§ **WORK INSTRUCTIONS**: Copy all lines in which the word "System" can be found.

━━━━━━━━━━

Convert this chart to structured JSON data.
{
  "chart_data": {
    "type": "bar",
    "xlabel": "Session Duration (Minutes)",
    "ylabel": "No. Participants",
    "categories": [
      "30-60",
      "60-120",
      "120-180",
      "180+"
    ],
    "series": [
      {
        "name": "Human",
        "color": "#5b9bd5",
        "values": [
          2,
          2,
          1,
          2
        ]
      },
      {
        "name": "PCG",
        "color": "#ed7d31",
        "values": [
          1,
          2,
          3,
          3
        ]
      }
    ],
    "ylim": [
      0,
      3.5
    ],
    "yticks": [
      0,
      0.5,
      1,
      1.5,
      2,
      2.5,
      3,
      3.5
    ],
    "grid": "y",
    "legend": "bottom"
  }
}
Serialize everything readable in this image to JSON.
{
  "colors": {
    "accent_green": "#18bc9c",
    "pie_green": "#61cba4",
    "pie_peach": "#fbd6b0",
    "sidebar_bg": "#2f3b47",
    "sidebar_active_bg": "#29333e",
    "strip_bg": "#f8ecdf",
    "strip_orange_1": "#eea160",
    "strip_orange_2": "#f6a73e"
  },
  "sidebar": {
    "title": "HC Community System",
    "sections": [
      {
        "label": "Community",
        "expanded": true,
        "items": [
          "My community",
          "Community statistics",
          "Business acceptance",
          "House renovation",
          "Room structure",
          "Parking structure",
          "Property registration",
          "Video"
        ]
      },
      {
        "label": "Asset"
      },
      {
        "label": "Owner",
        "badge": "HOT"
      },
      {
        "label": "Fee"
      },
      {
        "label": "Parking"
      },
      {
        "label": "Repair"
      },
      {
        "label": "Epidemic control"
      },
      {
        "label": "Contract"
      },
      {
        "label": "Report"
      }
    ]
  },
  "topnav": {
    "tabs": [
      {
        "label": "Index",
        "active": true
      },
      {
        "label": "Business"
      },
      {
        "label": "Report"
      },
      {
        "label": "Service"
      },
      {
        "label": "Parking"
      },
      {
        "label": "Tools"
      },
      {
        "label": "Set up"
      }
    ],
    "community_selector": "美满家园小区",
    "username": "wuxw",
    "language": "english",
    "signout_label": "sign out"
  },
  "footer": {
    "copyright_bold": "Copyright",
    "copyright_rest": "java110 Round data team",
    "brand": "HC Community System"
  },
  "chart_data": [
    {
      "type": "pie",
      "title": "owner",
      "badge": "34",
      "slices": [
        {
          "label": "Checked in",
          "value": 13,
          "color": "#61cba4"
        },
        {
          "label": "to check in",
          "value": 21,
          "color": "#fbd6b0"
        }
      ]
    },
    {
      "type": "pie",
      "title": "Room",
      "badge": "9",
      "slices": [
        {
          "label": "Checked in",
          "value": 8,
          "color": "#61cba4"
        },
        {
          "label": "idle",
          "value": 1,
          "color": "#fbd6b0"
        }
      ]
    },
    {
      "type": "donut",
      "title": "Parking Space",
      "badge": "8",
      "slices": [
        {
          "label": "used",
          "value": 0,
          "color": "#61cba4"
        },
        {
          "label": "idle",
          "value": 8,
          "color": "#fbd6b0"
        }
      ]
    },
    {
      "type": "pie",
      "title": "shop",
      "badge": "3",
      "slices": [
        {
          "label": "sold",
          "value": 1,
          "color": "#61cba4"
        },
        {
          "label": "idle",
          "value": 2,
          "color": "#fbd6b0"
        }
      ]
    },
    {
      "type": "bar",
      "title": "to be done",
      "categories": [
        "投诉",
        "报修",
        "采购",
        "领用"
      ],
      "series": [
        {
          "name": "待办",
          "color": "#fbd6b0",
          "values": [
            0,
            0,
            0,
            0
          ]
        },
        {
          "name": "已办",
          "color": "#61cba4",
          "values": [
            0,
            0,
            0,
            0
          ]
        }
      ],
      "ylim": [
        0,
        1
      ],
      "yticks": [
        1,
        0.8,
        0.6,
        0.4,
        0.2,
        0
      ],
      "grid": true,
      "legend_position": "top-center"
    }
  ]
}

━━━━━━━━━━

§ **OUTPUT**:
    "title": "HC Community System",
    "brand": "HC Community System"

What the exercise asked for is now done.